▸ **EXERCISE MATERIAL**
— begin —

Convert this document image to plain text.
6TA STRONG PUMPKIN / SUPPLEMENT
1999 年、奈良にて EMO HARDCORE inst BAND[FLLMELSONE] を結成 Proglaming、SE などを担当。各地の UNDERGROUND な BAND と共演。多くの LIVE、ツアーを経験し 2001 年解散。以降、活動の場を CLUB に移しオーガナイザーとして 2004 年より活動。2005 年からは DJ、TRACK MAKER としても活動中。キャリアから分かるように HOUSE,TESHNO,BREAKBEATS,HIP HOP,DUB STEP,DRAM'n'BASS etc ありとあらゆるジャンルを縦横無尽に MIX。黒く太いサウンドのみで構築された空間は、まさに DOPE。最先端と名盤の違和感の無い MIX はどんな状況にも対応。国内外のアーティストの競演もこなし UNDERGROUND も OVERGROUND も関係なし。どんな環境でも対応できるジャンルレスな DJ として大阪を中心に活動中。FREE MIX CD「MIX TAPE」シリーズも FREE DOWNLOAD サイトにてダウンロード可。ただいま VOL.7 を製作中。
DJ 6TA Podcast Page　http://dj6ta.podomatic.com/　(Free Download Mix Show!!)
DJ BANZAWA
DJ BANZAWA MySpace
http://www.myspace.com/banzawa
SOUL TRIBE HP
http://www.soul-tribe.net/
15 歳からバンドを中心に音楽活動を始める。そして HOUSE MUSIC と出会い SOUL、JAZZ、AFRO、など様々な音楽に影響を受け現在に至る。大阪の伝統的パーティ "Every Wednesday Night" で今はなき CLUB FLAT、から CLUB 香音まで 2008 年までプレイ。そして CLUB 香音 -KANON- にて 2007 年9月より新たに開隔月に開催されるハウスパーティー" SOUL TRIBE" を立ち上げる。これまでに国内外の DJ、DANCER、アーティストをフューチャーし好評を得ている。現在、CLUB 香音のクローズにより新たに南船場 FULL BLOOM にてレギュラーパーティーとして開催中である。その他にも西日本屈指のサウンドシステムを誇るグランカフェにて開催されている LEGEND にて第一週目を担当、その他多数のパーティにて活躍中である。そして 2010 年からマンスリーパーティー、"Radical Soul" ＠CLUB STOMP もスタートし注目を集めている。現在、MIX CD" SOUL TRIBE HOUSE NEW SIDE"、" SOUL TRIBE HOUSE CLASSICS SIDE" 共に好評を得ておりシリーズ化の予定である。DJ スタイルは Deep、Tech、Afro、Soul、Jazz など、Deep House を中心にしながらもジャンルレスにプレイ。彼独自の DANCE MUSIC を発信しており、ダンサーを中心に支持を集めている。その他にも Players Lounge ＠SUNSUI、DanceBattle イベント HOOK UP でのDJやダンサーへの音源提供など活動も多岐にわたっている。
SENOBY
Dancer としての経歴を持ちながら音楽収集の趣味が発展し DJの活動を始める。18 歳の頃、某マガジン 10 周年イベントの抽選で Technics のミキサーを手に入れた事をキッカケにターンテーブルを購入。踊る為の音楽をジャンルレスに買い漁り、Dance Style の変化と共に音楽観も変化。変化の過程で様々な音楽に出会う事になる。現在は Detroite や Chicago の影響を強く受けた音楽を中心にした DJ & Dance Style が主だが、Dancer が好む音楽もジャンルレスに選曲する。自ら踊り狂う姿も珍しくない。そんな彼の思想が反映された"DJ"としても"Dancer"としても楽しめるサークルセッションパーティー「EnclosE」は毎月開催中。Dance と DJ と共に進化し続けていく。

— end —

▸ **WHAT TO WORK ON**
Every line above needs to be retyped exactly.

▸ **RESPONSE BELOW**
Convert this document image to plain text.
6TA STRONG PUMPKIN / SUPPLEMENT
1999 年、奈良にて EMO HARDCORE inst BAND[FLLMELSONE] を結成 Proglaming、SE などを担当。各地の UNDERGROUND な BAND と共演。多くの LIVE、ツアーを経験し 2001 年解散。以降、活動の場を CLUB に移しオーガナイザーとして 2004 年より活動。2005 年からは DJ、TRACK MAKER としても活動中。キャリアから分かるように HOUSE,TESHNO,BREAKBEATS,HIP HOP,DUB STEP,DRAM'n'BASS etc ありとあらゆるジャンルを縦横無尽に MIX。黒く太いサウンドのみで構築された空間は、まさに DOPE。最先端と名盤の違和感の無い MIX はどんな状況にも対応。国内外のアーティストの競演もこなし UNDERGROUND も OVERGROUND も関係なし。どんな環境でも対応できるジャンルレスな DJ として大阪を中心に活動中。FREE MIX CD「MIX TAPE」シリーズも FREE DOWNLOAD サイトにてダウンロード可。ただいま VOL.7 を製作中。
DJ 6TA Podcast Page　http://dj6ta.podomatic.com/　(Free Download Mix Show!!)
DJ BANZAWA
DJ BANZAWA MySpace
http://www.myspace.com/banzawa
SOUL TRIBE HP
http://www.soul-tribe.net/
15 歳からバンドを中心に音楽活動を始める。そして HOUSE MUSIC と出会い SOUL、JAZZ、AFRO、など様々な音楽に影響を受け現在に至る。大阪の伝統的パーティ "Every Wednesday Night" で今はなき CLUB FLAT、から CLUB 香音まで 2008 年までプレイ。そして CLUB 香音 -KANON- にて 2007 年9月より新たに開隔月に開催されるハウスパーティー" SOUL TRIBE" を立ち上げる。これまでに国内外の DJ、DANCER、アーティストをフューチャーし好評を得ている。現在、CLUB 香音のクローズにより新たに南船場 FULL BLOOM にてレギュラーパーティーとして開催中である。その他にも西日本屈指のサウンドシステムを誇るグランカフェにて開催されている LEGEND にて第一週目を担当、その他多数のパーティにて活躍中である。そして 2010 年からマンスリーパーティー、"Radical Soul" ＠CLUB STOMP もスタートし注目を集めている。現在、MIX CD" SOUL TRIBE HOUSE NEW SIDE"、" SOUL TRIBE HOUSE CLASSICS SIDE" 共に好評を得ておりシリーズ化の予定である。DJ スタイルは Deep、Tech、Afro、Soul、Jazz など、Deep House を中心にしながらもジャンルレスにプレイ。彼独自の DANCE MUSIC を発信しており、ダンサーを中心に支持を集めている。その他にも Players Lounge ＠SUNSUI、DanceBattle イベント HOOK UP でのDJやダンサーへの音源提供など活動も多岐にわたっている。
SENOBY
Dancer としての経歴を持ちながら音楽収集の趣味が発展し DJの活動を始める。18 歳の頃、某マガジン 10 周年イベントの抽選で Technics のミキサーを手に入れた事をキッカケにターンテーブルを購入。踊る為の音楽をジャンルレスに買い漁り、Dance Style の変化と共に音楽観も変化。変化の過程で様々な音楽に出会う事になる。現在は Detroite や Chicago の影響を強く受けた音楽を中心にした DJ & Dance Style が主だが、Dancer が好む音楽もジャンルレスに選曲する。自ら踊り狂う姿も珍しくない。そんな彼の思想が反映された"DJ"としても"Dancer"としても楽しめるサークルセッションパーティー「EnclosE」は毎月開催中。Dance と DJ と共に進化し続けていく。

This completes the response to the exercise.